Records from a data source

<<<<

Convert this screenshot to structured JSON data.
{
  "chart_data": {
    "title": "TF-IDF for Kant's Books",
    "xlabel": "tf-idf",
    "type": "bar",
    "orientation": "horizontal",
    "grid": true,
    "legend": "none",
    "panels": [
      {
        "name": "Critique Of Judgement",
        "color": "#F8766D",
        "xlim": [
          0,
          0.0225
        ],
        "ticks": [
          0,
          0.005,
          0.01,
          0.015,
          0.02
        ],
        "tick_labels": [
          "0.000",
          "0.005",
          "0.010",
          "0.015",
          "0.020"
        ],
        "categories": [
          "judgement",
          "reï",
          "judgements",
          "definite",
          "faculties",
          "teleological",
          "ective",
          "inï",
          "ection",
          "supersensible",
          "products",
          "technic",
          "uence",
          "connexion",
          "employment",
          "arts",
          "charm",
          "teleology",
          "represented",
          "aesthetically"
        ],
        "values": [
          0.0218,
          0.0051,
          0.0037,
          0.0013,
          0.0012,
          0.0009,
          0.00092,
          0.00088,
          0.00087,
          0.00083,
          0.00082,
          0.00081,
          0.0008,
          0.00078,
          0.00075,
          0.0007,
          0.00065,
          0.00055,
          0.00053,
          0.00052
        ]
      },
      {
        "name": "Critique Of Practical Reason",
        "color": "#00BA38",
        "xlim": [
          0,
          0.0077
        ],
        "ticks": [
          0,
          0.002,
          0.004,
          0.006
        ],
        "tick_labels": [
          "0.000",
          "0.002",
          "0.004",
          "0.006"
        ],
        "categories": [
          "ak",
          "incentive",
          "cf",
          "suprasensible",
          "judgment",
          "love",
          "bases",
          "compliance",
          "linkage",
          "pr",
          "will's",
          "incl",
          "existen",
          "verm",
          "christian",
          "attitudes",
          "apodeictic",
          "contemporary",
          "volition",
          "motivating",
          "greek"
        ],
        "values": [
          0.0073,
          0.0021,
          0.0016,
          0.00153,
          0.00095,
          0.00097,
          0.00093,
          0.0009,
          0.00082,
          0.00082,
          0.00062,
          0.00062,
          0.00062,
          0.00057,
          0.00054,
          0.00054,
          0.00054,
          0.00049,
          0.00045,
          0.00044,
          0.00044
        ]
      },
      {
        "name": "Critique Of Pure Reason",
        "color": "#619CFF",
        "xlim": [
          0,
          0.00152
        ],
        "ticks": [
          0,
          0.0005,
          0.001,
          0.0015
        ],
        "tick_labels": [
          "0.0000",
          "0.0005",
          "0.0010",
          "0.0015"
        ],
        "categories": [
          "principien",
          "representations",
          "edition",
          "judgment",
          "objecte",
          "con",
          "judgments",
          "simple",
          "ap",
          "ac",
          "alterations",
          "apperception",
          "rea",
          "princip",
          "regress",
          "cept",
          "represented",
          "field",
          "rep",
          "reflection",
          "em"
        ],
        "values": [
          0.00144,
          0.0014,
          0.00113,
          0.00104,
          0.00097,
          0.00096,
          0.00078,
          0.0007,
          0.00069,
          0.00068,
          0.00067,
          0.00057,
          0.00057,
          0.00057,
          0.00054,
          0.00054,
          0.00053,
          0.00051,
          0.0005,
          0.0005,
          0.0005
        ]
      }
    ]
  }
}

>>>>
<<<<

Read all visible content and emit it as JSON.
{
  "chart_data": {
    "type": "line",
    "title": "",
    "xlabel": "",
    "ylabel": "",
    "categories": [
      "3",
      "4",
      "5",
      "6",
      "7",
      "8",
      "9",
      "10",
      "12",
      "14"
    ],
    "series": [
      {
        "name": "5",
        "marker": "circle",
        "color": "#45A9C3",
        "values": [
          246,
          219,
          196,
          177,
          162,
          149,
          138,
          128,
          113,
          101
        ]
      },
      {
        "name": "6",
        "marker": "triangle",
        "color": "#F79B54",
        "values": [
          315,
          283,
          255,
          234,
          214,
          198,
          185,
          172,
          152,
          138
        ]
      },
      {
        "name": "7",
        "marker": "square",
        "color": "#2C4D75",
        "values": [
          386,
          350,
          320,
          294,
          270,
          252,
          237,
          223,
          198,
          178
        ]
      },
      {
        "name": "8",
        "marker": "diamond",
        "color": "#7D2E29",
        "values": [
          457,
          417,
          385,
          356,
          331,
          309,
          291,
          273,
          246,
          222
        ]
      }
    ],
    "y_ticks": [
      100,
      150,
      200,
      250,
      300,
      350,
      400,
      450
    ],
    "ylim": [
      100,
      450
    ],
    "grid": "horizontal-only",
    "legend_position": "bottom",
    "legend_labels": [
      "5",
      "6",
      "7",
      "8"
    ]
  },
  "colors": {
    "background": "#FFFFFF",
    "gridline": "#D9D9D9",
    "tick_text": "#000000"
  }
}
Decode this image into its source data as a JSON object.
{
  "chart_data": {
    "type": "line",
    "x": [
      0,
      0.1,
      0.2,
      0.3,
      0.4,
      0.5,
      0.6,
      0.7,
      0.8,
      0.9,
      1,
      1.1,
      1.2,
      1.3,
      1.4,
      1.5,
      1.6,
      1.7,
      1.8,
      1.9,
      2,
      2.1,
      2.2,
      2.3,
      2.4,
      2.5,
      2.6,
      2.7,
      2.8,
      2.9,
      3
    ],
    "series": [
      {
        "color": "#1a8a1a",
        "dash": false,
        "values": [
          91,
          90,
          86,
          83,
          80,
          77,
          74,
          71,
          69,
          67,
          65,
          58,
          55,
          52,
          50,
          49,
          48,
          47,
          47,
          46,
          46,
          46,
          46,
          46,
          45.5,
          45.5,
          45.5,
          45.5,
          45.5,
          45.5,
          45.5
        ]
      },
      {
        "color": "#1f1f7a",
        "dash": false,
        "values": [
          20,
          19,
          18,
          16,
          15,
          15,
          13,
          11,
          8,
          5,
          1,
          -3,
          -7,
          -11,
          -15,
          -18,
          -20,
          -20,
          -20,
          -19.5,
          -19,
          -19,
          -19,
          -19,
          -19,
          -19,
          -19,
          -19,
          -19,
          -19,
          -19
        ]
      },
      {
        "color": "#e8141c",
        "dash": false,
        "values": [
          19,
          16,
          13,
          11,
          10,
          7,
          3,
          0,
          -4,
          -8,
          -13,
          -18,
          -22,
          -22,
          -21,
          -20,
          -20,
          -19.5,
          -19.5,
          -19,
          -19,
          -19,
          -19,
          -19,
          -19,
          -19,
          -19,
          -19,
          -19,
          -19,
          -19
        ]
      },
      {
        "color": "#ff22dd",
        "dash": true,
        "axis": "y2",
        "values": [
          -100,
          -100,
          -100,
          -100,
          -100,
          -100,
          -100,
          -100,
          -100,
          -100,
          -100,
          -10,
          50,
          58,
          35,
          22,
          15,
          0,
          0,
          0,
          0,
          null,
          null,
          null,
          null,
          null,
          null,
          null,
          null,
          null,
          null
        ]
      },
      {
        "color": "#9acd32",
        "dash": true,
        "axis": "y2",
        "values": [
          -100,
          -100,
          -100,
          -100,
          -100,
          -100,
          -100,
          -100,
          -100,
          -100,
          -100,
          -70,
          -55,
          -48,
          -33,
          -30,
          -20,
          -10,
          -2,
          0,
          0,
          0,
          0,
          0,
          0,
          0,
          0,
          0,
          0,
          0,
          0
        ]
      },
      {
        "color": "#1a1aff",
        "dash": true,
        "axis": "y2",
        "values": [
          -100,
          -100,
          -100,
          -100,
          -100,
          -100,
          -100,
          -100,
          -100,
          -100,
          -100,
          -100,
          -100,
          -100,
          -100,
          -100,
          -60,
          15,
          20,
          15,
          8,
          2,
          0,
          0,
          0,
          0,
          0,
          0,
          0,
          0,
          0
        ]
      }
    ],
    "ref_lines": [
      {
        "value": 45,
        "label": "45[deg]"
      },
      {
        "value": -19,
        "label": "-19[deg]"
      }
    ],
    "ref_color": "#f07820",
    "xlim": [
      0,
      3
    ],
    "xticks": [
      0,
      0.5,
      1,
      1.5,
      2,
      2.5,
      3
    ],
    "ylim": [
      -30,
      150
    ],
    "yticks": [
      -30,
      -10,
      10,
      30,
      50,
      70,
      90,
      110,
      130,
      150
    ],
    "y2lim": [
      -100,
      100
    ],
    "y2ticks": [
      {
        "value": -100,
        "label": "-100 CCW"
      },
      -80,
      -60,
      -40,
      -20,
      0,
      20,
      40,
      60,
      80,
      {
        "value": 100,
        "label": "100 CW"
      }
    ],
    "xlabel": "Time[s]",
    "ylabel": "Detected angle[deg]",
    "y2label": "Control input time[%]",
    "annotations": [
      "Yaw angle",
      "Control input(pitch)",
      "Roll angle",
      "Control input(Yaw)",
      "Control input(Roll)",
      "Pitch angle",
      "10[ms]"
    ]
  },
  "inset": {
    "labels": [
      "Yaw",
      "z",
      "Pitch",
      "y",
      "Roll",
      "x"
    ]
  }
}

>>>>
<<<<

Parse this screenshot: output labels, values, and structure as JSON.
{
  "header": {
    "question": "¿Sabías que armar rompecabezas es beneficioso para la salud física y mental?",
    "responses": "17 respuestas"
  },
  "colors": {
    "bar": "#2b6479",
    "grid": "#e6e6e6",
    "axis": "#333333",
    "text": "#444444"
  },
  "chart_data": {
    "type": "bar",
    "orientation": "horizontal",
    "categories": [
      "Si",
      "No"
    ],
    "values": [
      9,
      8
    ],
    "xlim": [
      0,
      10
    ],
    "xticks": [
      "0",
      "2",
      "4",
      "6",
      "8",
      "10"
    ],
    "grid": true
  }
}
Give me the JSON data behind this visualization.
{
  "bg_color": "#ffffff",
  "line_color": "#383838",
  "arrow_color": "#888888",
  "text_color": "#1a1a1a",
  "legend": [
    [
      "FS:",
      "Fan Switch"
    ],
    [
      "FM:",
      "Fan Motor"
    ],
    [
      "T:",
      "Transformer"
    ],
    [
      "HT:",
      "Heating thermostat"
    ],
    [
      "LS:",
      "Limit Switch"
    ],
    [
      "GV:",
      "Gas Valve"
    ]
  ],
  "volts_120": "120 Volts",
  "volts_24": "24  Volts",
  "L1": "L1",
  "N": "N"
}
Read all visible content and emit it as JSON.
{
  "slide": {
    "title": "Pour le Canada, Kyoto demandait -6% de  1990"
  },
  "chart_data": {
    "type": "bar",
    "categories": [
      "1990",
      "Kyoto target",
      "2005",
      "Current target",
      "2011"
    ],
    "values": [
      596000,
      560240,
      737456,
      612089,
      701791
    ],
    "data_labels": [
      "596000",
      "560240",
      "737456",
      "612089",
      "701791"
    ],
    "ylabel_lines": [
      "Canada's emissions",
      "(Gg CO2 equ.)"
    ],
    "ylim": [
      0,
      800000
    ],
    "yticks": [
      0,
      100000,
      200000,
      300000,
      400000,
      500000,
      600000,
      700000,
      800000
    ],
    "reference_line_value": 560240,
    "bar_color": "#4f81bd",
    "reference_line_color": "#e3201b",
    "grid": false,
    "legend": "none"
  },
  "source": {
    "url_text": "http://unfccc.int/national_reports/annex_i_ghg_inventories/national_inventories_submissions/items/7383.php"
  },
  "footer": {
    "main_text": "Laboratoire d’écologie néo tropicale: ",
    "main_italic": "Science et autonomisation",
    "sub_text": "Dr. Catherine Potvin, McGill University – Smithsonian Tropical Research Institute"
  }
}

>>>>

| PROBLEM DETAILS |
Reply with nothing but the number of lines that contain the word "marker".

| WORKED SOLUTION |
4